» **Documento fuente**:
* * *

Se podría decir que llega a los restos de sus casa para no estorbar. O por costumbre, pues de por si ahí se la pasaba en el pórtico, desde que ya no pudo salir a pescar. Está ahi, sentado, sin hacer nada, mirando al fondo de la calle. A veces llegan sus nietas y platica con ellas. A veces platica con otros vecinos. Pero esencialmente no hace nada más que estar sentado, bajo el sol de la costa.
Paredón es una localidad del municipio de Tonalá. Está justo en la orilla de la Laguna del Mar Muerto (así se llama). Aquí llegan los pescadores de la región a vender el camarón del estero, además de todo tipo de pescado: mojarra, bagre, lisa, robalo, charal, macabil y varios más cuyos nombres se me van. Pero el más famoso es el camarón. Imagino que el auge de botaneros en Tuxtla hizo crecer la demanda. Paredón ha crecido mucho gracias a este comercio de pescados y mariscos. En los últimos quince años pasó de ser un pueblito a una localidad urbana, con calles pavimentadas y sistema de drenaje, las palapas y el adobe cedieron su lugar a casas de block y cemento. Muchas de esas casas, no aptas para este tipo de terreno, fueron las que más daño sufrieron.
Luego del sismo los camarones se fueron, así que no solo las casas, sino también la economía local colapsó. Las lanchas regresaban vacías. Le escribí a un amigo, investigador de pesquerías pero de la región del Golfo, platicándole el caso y pidiéndole alguna explicación, porque eso preguntaban los pescadores: “¡Que alguien nos diga cuánto tardará en regresar!”, decían. Mi amigo el investigador revisó la literatura, revisó artículos de prestigiadas revistas científicas, preguntó a sus colegas. “No hay registro ni antecedentes de algo así”, me escribió, “lo lamento mucho, no tengo respuestas”.
Sin los ingresos derivados de la venta de camarón la desesperación creció. Las familias se congregaban alrededor del parque, a donde a diario llegaban los camiones del ejército y la Cruz Roja a repartir despensas. La gente de las colonias más alejadas tenía que levantarse muy temprano porque si no ya no alcanzaban. Pescar despensas para toda la familia, persegir camiones, mostrar sus credenciales de damnificados.
¿Qué hace este señor sentado en las ruinas de su casa, entonces?

* * *

» **Preguntas de estudio**:
1 – ¿Puedes devolver, copiado literalmente del texto sobre Paredón, el pasaje que abre con las palabras "Sin los ingresos" y cierra con "credenciales de damnificados."?
2 – ¿Podrías retomar el texto sobre Paredón y seguir escribiéndolo a partir de su última oración?
El material siguiente es independiente del texto sobre Paredón.

* * *

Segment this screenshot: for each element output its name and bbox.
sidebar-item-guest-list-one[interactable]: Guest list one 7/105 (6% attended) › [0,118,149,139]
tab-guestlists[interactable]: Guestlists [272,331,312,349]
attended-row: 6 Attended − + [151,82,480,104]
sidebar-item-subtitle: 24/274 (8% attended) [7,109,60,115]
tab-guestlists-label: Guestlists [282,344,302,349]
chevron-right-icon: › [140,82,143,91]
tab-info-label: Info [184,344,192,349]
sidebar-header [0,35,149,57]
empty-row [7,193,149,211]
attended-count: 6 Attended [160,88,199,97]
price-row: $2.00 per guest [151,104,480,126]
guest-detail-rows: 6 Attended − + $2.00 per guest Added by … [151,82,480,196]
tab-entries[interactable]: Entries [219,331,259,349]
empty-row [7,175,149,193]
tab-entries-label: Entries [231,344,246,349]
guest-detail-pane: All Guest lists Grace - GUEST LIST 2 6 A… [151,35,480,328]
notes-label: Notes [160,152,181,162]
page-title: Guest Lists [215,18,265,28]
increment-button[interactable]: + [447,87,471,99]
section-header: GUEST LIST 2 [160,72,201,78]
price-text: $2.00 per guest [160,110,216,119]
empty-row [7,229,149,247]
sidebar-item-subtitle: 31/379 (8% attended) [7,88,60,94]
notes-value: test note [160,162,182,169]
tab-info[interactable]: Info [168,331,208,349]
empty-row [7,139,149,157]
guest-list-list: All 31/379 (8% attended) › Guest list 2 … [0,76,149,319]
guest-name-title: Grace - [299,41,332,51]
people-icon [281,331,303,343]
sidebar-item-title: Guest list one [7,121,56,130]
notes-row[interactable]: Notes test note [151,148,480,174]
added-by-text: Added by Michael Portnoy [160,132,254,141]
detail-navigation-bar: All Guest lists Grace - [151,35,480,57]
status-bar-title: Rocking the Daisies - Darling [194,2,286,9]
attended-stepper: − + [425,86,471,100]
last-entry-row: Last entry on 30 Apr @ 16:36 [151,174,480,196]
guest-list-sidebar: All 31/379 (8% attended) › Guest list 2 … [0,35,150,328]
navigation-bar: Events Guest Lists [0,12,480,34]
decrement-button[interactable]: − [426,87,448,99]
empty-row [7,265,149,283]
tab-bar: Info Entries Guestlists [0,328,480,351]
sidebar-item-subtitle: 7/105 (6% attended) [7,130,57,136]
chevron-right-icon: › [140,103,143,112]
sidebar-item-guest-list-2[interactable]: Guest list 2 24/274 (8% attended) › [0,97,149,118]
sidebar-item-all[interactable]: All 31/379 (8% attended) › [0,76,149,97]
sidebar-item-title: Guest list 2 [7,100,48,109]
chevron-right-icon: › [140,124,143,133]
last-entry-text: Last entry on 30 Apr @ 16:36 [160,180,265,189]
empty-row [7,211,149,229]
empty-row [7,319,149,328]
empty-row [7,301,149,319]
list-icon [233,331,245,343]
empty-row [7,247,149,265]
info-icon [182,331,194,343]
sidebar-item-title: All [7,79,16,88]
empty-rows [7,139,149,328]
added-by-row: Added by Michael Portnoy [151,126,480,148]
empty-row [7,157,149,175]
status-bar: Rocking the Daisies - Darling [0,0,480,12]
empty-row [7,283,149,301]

* * *

» **Respuestas**:
1 –
Sin los ingresos derivados de la venta de camarón la desesperación creció. Las familias se congregaban alrededor del parque, a donde a diario llegaban los camiones del ejército y la Cruz Roja a repartir despensas. La gente de las colonias más alejadas tenía que levantarse muy temprano porque si no ya no alcanzaban. Pescar despensas para toda la familia, persegir camiones, mostrar sus credenciales de damnificados.

2 –
Porque una cosa es no hacer nada y otra es soportar el calor. Dicen en Los Altos que cuando la gente de Tonalá muere y se va al infierno, regresan por su cobija. Es un calor cruel y desgastante. Aunque de por sí en Los Altos, si el calor pasa de 20 grados ya lo calificamos de insoportable.
El paisaje también es insoportable. Ruinas de casas por todos lados. En esta colonia casi todas las casas están derrumbadas, unas desde el mero día del temblor otras que se tuvieron que tirar porque estaban a punto de caer. En muchas de esas casas (o ex-casas) hay personas sentadas.
—Creímos que era el apocalipsis. Las casas no paraban de moverse. Todo el mundo gritaba. De pronto escuchamos un rugido- Por allá fue que se abrió la tierra y empezó a salir agua, mucha agua. No terminaba de temblar y el agua ya había rebasado la banqueta y nos llegaba a los tobillos. Nos hincamos y empezamos a rezar, toda la cuadra estaba rezando.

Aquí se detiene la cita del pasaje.